• **EXERCISE**
Your task is to give the listing below back word for word, pictures excluded.

• **PROVIDED RECORDS**
***
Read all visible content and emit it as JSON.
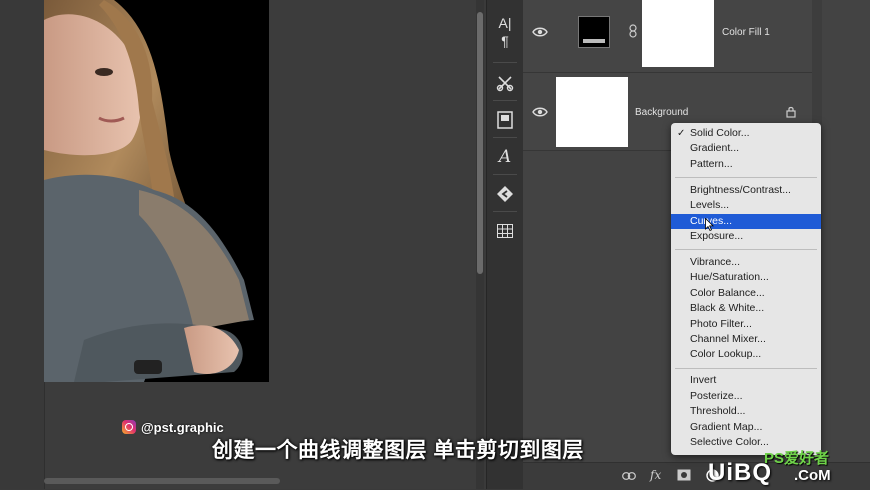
{
  "layers": [
    {
      "name": "Color Fill 1",
      "visible": true,
      "linked": true
    },
    {
      "name": "Background",
      "visible": true,
      "locked": true
    }
  ],
  "tools": [
    "character-paragraph",
    "tools-scissors",
    "properties",
    "glyphs",
    "libraries",
    "grid"
  ],
  "tool_glyphs": {
    "a": "A|",
    "para": "¶",
    "glyph": "A"
  },
  "menu": {
    "checked_index": 0,
    "selected_label": "Curves...",
    "groups": [
      [
        "Solid Color...",
        "Gradient...",
        "Pattern..."
      ],
      [
        "Brightness/Contrast...",
        "Levels...",
        "Curves...",
        "Exposure..."
      ],
      [
        "Vibrance...",
        "Hue/Saturation...",
        "Color Balance...",
        "Black & White...",
        "Photo Filter...",
        "Channel Mixer...",
        "Color Lookup..."
      ],
      [
        "Invert",
        "Posterize...",
        "Threshold...",
        "Gradient Map...",
        "Selective Color..."
      ]
    ]
  },
  "footer": {
    "fx": "fx"
  },
  "overlay": {
    "handle": "@pst.graphic",
    "subtitle": "创建一个曲线调整图层 单击剪切到图层",
    "watermark_a": "UiBQ",
    "watermark_b": ".CoM",
    "watermark_top": "PS爱好者"
  },
  "colors": {
    "accent": "#1f5bd6",
    "menu_bg": "#e6e6e6",
    "panel_bg": "#434343"
  }
}
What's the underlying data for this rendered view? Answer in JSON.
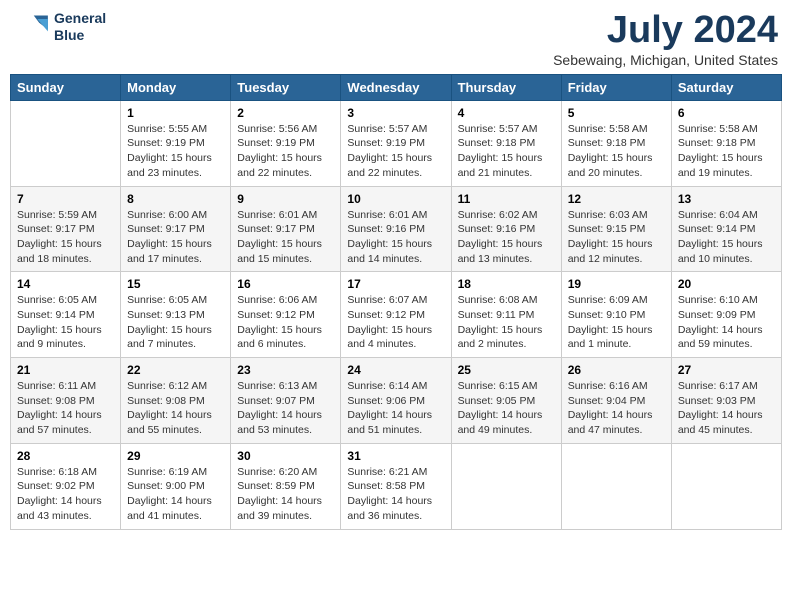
{
  "header": {
    "logo_line1": "General",
    "logo_line2": "Blue",
    "main_title": "July 2024",
    "subtitle": "Sebewaing, Michigan, United States"
  },
  "calendar": {
    "days_of_week": [
      "Sunday",
      "Monday",
      "Tuesday",
      "Wednesday",
      "Thursday",
      "Friday",
      "Saturday"
    ],
    "weeks": [
      [
        {
          "day": "",
          "content": ""
        },
        {
          "day": "1",
          "content": "Sunrise: 5:55 AM\nSunset: 9:19 PM\nDaylight: 15 hours\nand 23 minutes."
        },
        {
          "day": "2",
          "content": "Sunrise: 5:56 AM\nSunset: 9:19 PM\nDaylight: 15 hours\nand 22 minutes."
        },
        {
          "day": "3",
          "content": "Sunrise: 5:57 AM\nSunset: 9:19 PM\nDaylight: 15 hours\nand 22 minutes."
        },
        {
          "day": "4",
          "content": "Sunrise: 5:57 AM\nSunset: 9:18 PM\nDaylight: 15 hours\nand 21 minutes."
        },
        {
          "day": "5",
          "content": "Sunrise: 5:58 AM\nSunset: 9:18 PM\nDaylight: 15 hours\nand 20 minutes."
        },
        {
          "day": "6",
          "content": "Sunrise: 5:58 AM\nSunset: 9:18 PM\nDaylight: 15 hours\nand 19 minutes."
        }
      ],
      [
        {
          "day": "7",
          "content": "Sunrise: 5:59 AM\nSunset: 9:17 PM\nDaylight: 15 hours\nand 18 minutes."
        },
        {
          "day": "8",
          "content": "Sunrise: 6:00 AM\nSunset: 9:17 PM\nDaylight: 15 hours\nand 17 minutes."
        },
        {
          "day": "9",
          "content": "Sunrise: 6:01 AM\nSunset: 9:17 PM\nDaylight: 15 hours\nand 15 minutes."
        },
        {
          "day": "10",
          "content": "Sunrise: 6:01 AM\nSunset: 9:16 PM\nDaylight: 15 hours\nand 14 minutes."
        },
        {
          "day": "11",
          "content": "Sunrise: 6:02 AM\nSunset: 9:16 PM\nDaylight: 15 hours\nand 13 minutes."
        },
        {
          "day": "12",
          "content": "Sunrise: 6:03 AM\nSunset: 9:15 PM\nDaylight: 15 hours\nand 12 minutes."
        },
        {
          "day": "13",
          "content": "Sunrise: 6:04 AM\nSunset: 9:14 PM\nDaylight: 15 hours\nand 10 minutes."
        }
      ],
      [
        {
          "day": "14",
          "content": "Sunrise: 6:05 AM\nSunset: 9:14 PM\nDaylight: 15 hours\nand 9 minutes."
        },
        {
          "day": "15",
          "content": "Sunrise: 6:05 AM\nSunset: 9:13 PM\nDaylight: 15 hours\nand 7 minutes."
        },
        {
          "day": "16",
          "content": "Sunrise: 6:06 AM\nSunset: 9:12 PM\nDaylight: 15 hours\nand 6 minutes."
        },
        {
          "day": "17",
          "content": "Sunrise: 6:07 AM\nSunset: 9:12 PM\nDaylight: 15 hours\nand 4 minutes."
        },
        {
          "day": "18",
          "content": "Sunrise: 6:08 AM\nSunset: 9:11 PM\nDaylight: 15 hours\nand 2 minutes."
        },
        {
          "day": "19",
          "content": "Sunrise: 6:09 AM\nSunset: 9:10 PM\nDaylight: 15 hours\nand 1 minute."
        },
        {
          "day": "20",
          "content": "Sunrise: 6:10 AM\nSunset: 9:09 PM\nDaylight: 14 hours\nand 59 minutes."
        }
      ],
      [
        {
          "day": "21",
          "content": "Sunrise: 6:11 AM\nSunset: 9:08 PM\nDaylight: 14 hours\nand 57 minutes."
        },
        {
          "day": "22",
          "content": "Sunrise: 6:12 AM\nSunset: 9:08 PM\nDaylight: 14 hours\nand 55 minutes."
        },
        {
          "day": "23",
          "content": "Sunrise: 6:13 AM\nSunset: 9:07 PM\nDaylight: 14 hours\nand 53 minutes."
        },
        {
          "day": "24",
          "content": "Sunrise: 6:14 AM\nSunset: 9:06 PM\nDaylight: 14 hours\nand 51 minutes."
        },
        {
          "day": "25",
          "content": "Sunrise: 6:15 AM\nSunset: 9:05 PM\nDaylight: 14 hours\nand 49 minutes."
        },
        {
          "day": "26",
          "content": "Sunrise: 6:16 AM\nSunset: 9:04 PM\nDaylight: 14 hours\nand 47 minutes."
        },
        {
          "day": "27",
          "content": "Sunrise: 6:17 AM\nSunset: 9:03 PM\nDaylight: 14 hours\nand 45 minutes."
        }
      ],
      [
        {
          "day": "28",
          "content": "Sunrise: 6:18 AM\nSunset: 9:02 PM\nDaylight: 14 hours\nand 43 minutes."
        },
        {
          "day": "29",
          "content": "Sunrise: 6:19 AM\nSunset: 9:00 PM\nDaylight: 14 hours\nand 41 minutes."
        },
        {
          "day": "30",
          "content": "Sunrise: 6:20 AM\nSunset: 8:59 PM\nDaylight: 14 hours\nand 39 minutes."
        },
        {
          "day": "31",
          "content": "Sunrise: 6:21 AM\nSunset: 8:58 PM\nDaylight: 14 hours\nand 36 minutes."
        },
        {
          "day": "",
          "content": ""
        },
        {
          "day": "",
          "content": ""
        },
        {
          "day": "",
          "content": ""
        }
      ]
    ]
  }
}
***
• **SOLUTION TO THE EXERCISE**
Read all visible content and emit it as JSON.
{
  "layers": [
    {
      "name": "Color Fill 1",
      "visible": true,
      "linked": true
    },
    {
      "name": "Background",
      "visible": true,
      "locked": true
    }
  ],
  "tools": [
    "character-paragraph",
    "tools-scissors",
    "properties",
    "glyphs",
    "libraries",
    "grid"
  ],
  "tool_glyphs": {
    "a": "A|",
    "para": "¶",
    "glyph": "A"
  },
  "menu": {
    "checked_index": 0,
    "selected_label": "Curves...",
    "groups": [
      [
        "Solid Color...",
        "Gradient...",
        "Pattern..."
      ],
      [
        "Brightness/Contrast...",
        "Levels...",
        "Curves...",
        "Exposure..."
      ],
      [
        "Vibrance...",
        "Hue/Saturation...",
        "Color Balance...",
        "Black & White...",
        "Photo Filter...",
        "Channel Mixer...",
        "Color Lookup..."
      ],
      [
        "Invert",
        "Posterize...",
        "Threshold...",
        "Gradient Map...",
        "Selective Color..."
      ]
    ]
  },
  "footer": {
    "fx": "fx"
  },
  "overlay": {
    "handle": "@pst.graphic",
    "subtitle": "创建一个曲线调整图层 单击剪切到图层",
    "watermark_a": "UiBQ",
    "watermark_b": ".CoM",
    "watermark_top": "PS爱好者"
  },
  "colors": {
    "accent": "#1f5bd6",
    "menu_bg": "#e6e6e6",
    "panel_bg": "#434343"
  }
}
What's the underlying data for this rendered view? Answer in JSON.
{
  "header": {
    "logo_line1": "General",
    "logo_line2": "Blue",
    "main_title": "July 2024",
    "subtitle": "Sebewaing, Michigan, United States"
  },
  "calendar": {
    "days_of_week": [
      "Sunday",
      "Monday",
      "Tuesday",
      "Wednesday",
      "Thursday",
      "Friday",
      "Saturday"
    ],
    "weeks": [
      [
        {
          "day": "",
          "content": ""
        },
        {
          "day": "1",
          "content": "Sunrise: 5:55 AM\nSunset: 9:19 PM\nDaylight: 15 hours\nand 23 minutes."
        },
        {
          "day": "2",
          "content": "Sunrise: 5:56 AM\nSunset: 9:19 PM\nDaylight: 15 hours\nand 22 minutes."
        },
        {
          "day": "3",
          "content": "Sunrise: 5:57 AM\nSunset: 9:19 PM\nDaylight: 15 hours\nand 22 minutes."
        },
        {
          "day": "4",
          "content": "Sunrise: 5:57 AM\nSunset: 9:18 PM\nDaylight: 15 hours\nand 21 minutes."
        },
        {
          "day": "5",
          "content": "Sunrise: 5:58 AM\nSunset: 9:18 PM\nDaylight: 15 hours\nand 20 minutes."
        },
        {
          "day": "6",
          "content": "Sunrise: 5:58 AM\nSunset: 9:18 PM\nDaylight: 15 hours\nand 19 minutes."
        }
      ],
      [
        {
          "day": "7",
          "content": "Sunrise: 5:59 AM\nSunset: 9:17 PM\nDaylight: 15 hours\nand 18 minutes."
        },
        {
          "day": "8",
          "content": "Sunrise: 6:00 AM\nSunset: 9:17 PM\nDaylight: 15 hours\nand 17 minutes."
        },
        {
          "day": "9",
          "content": "Sunrise: 6:01 AM\nSunset: 9:17 PM\nDaylight: 15 hours\nand 15 minutes."
        },
        {
          "day": "10",
          "content": "Sunrise: 6:01 AM\nSunset: 9:16 PM\nDaylight: 15 hours\nand 14 minutes."
        },
        {
          "day": "11",
          "content": "Sunrise: 6:02 AM\nSunset: 9:16 PM\nDaylight: 15 hours\nand 13 minutes."
        },
        {
          "day": "12",
          "content": "Sunrise: 6:03 AM\nSunset: 9:15 PM\nDaylight: 15 hours\nand 12 minutes."
        },
        {
          "day": "13",
          "content": "Sunrise: 6:04 AM\nSunset: 9:14 PM\nDaylight: 15 hours\nand 10 minutes."
        }
      ],
      [
        {
          "day": "14",
          "content": "Sunrise: 6:05 AM\nSunset: 9:14 PM\nDaylight: 15 hours\nand 9 minutes."
        },
        {
          "day": "15",
          "content": "Sunrise: 6:05 AM\nSunset: 9:13 PM\nDaylight: 15 hours\nand 7 minutes."
        },
        {
          "day": "16",
          "content": "Sunrise: 6:06 AM\nSunset: 9:12 PM\nDaylight: 15 hours\nand 6 minutes."
        },
        {
          "day": "17",
          "content": "Sunrise: 6:07 AM\nSunset: 9:12 PM\nDaylight: 15 hours\nand 4 minutes."
        },
        {
          "day": "18",
          "content": "Sunrise: 6:08 AM\nSunset: 9:11 PM\nDaylight: 15 hours\nand 2 minutes."
        },
        {
          "day": "19",
          "content": "Sunrise: 6:09 AM\nSunset: 9:10 PM\nDaylight: 15 hours\nand 1 minute."
        },
        {
          "day": "20",
          "content": "Sunrise: 6:10 AM\nSunset: 9:09 PM\nDaylight: 14 hours\nand 59 minutes."
        }
      ],
      [
        {
          "day": "21",
          "content": "Sunrise: 6:11 AM\nSunset: 9:08 PM\nDaylight: 14 hours\nand 57 minutes."
        },
        {
          "day": "22",
          "content": "Sunrise: 6:12 AM\nSunset: 9:08 PM\nDaylight: 14 hours\nand 55 minutes."
        },
        {
          "day": "23",
          "content": "Sunrise: 6:13 AM\nSunset: 9:07 PM\nDaylight: 14 hours\nand 53 minutes."
        },
        {
          "day": "24",
          "content": "Sunrise: 6:14 AM\nSunset: 9:06 PM\nDaylight: 14 hours\nand 51 minutes."
        },
        {
          "day": "25",
          "content": "Sunrise: 6:15 AM\nSunset: 9:05 PM\nDaylight: 14 hours\nand 49 minutes."
        },
        {
          "day": "26",
          "content": "Sunrise: 6:16 AM\nSunset: 9:04 PM\nDaylight: 14 hours\nand 47 minutes."
        },
        {
          "day": "27",
          "content": "Sunrise: 6:17 AM\nSunset: 9:03 PM\nDaylight: 14 hours\nand 45 minutes."
        }
      ],
      [
        {
          "day": "28",
          "content": "Sunrise: 6:18 AM\nSunset: 9:02 PM\nDaylight: 14 hours\nand 43 minutes."
        },
        {
          "day": "29",
          "content": "Sunrise: 6:19 AM\nSunset: 9:00 PM\nDaylight: 14 hours\nand 41 minutes."
        },
        {
          "day": "30",
          "content": "Sunrise: 6:20 AM\nSunset: 8:59 PM\nDaylight: 14 hours\nand 39 minutes."
        },
        {
          "day": "31",
          "content": "Sunrise: 6:21 AM\nSunset: 8:58 PM\nDaylight: 14 hours\nand 36 minutes."
        },
        {
          "day": "",
          "content": ""
        },
        {
          "day": "",
          "content": ""
        },
        {
          "day": "",
          "content": ""
        }
      ]
    ]
  }
}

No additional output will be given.